# Information given
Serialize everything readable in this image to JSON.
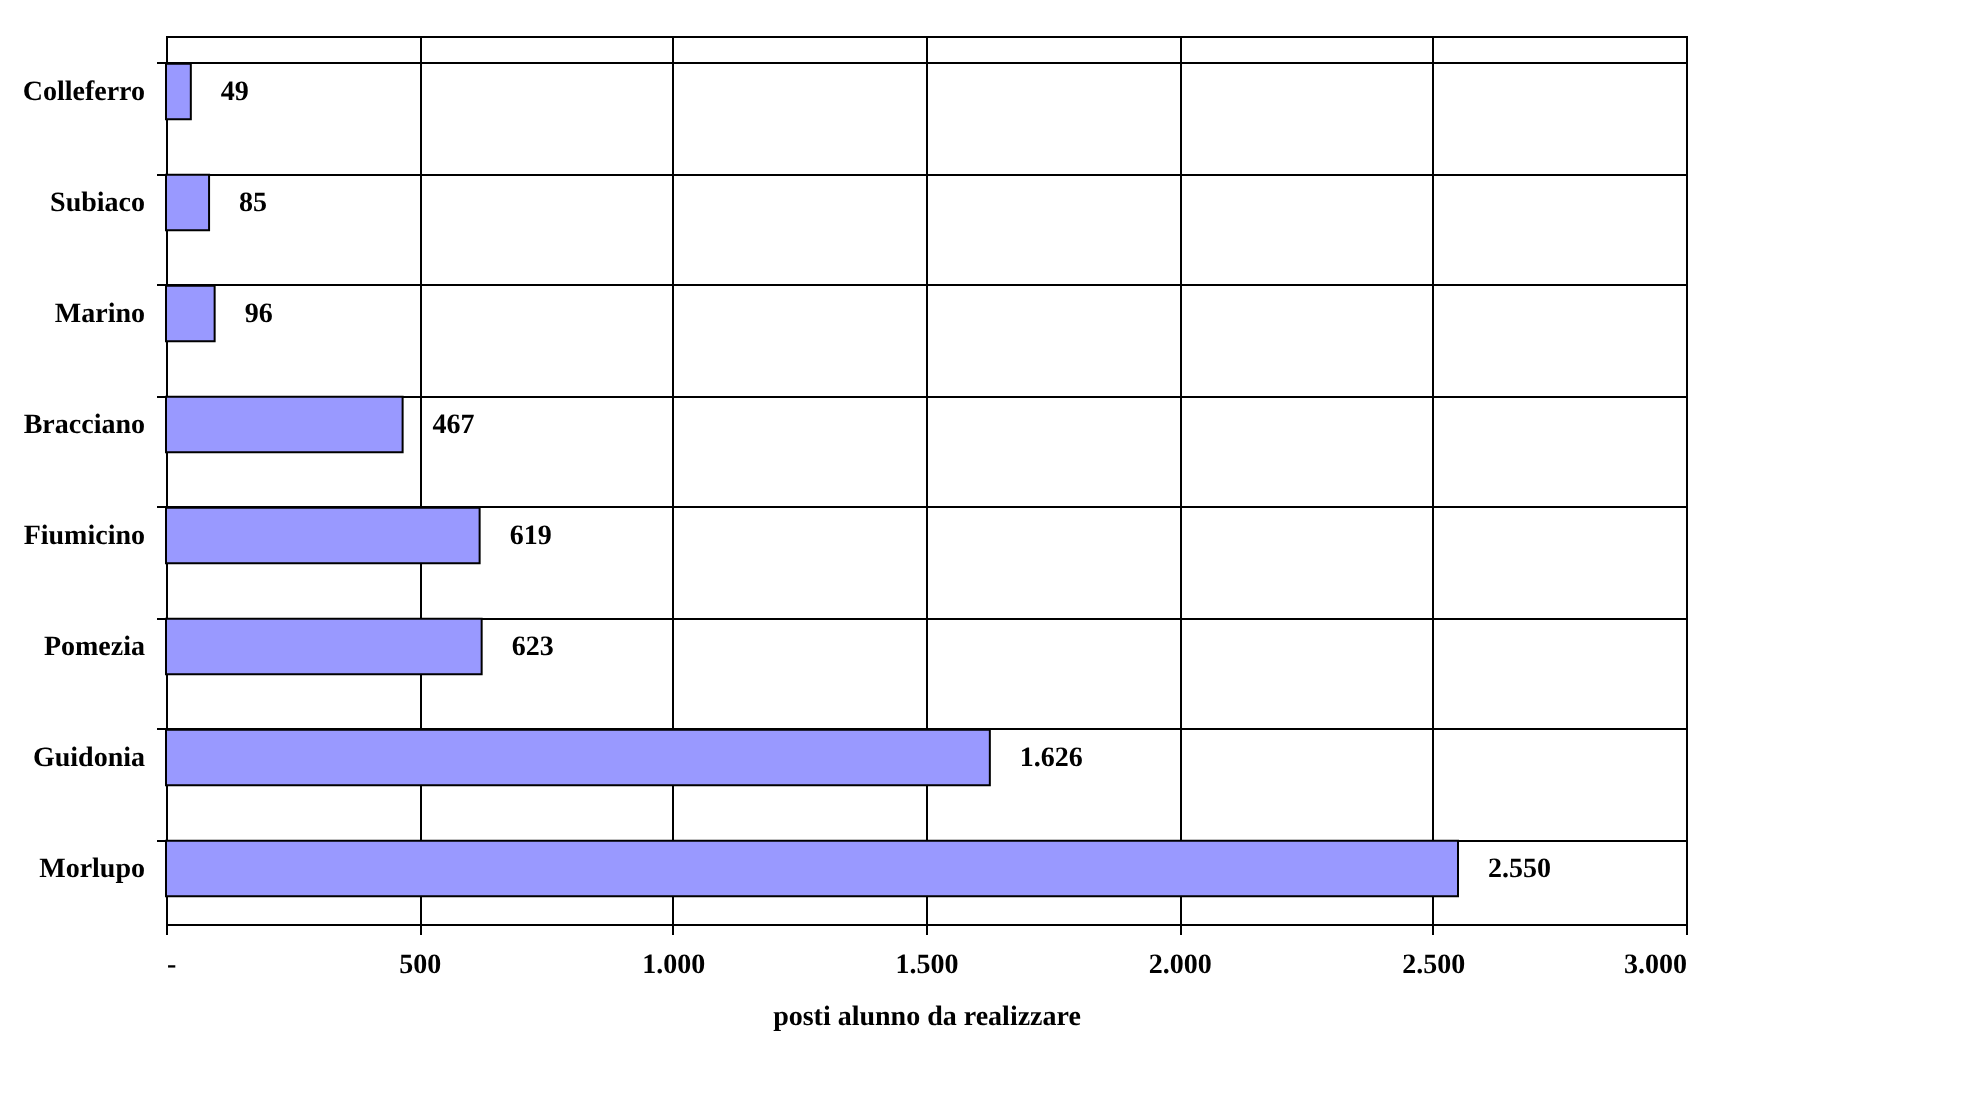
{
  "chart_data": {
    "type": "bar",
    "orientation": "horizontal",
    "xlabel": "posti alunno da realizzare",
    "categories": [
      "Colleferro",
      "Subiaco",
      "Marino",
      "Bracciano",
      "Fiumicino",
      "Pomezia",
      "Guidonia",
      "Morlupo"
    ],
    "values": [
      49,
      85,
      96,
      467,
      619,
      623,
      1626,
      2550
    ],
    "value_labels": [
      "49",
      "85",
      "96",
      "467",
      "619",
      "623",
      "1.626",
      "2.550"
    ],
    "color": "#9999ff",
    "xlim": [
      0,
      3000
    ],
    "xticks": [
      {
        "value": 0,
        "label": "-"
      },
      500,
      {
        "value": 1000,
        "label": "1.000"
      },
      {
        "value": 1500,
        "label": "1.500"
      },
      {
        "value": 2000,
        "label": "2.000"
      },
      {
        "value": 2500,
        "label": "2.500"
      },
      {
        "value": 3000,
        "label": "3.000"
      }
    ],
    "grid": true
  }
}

...

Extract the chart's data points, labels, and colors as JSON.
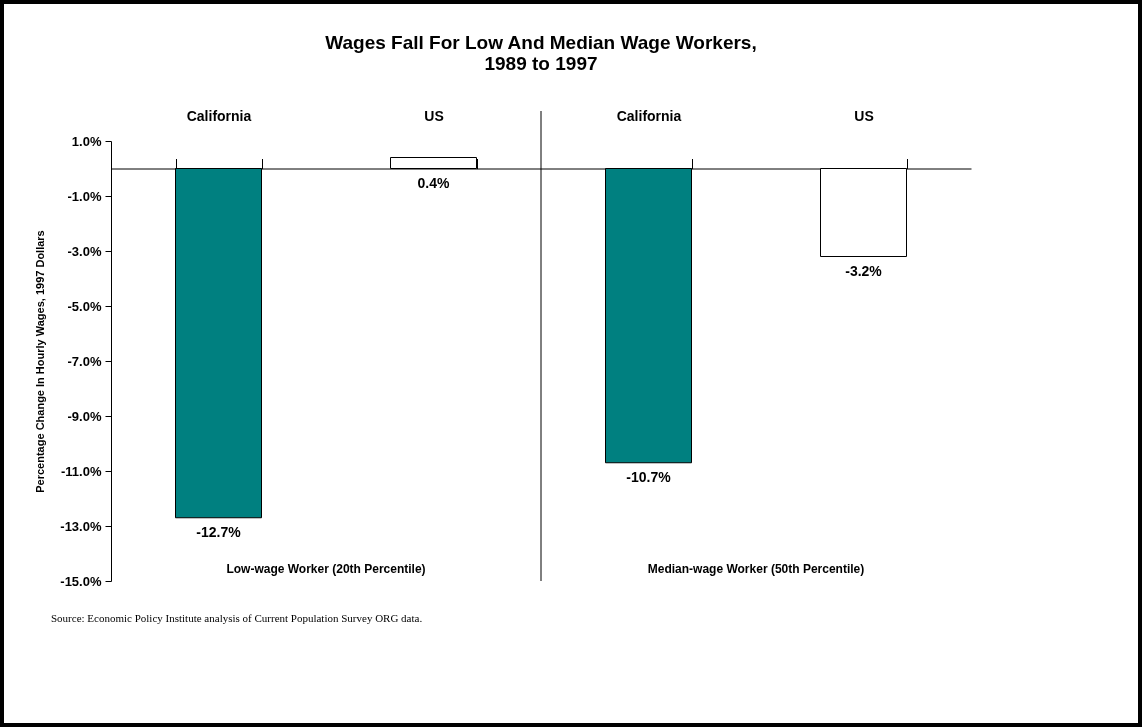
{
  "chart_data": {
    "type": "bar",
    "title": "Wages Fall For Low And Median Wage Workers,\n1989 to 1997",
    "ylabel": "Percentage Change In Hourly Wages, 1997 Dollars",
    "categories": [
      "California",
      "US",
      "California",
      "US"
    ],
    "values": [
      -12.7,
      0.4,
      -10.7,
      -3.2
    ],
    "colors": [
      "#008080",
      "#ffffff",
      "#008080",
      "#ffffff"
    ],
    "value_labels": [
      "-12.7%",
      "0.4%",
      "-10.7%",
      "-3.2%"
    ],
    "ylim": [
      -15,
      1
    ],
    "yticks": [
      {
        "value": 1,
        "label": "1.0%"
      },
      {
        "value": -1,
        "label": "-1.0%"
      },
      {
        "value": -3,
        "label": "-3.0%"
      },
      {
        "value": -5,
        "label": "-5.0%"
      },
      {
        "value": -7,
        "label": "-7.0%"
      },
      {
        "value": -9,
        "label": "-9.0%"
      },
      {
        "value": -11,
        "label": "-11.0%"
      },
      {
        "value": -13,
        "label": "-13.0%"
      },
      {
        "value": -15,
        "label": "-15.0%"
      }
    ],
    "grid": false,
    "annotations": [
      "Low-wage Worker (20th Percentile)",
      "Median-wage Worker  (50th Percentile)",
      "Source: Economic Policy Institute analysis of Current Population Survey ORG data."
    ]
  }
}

# Task to complete
Select and copy each line from the data that includes the word "colors".

# Solution
Extract the chart's data points, labels, and colors as JSON.
    "colors": [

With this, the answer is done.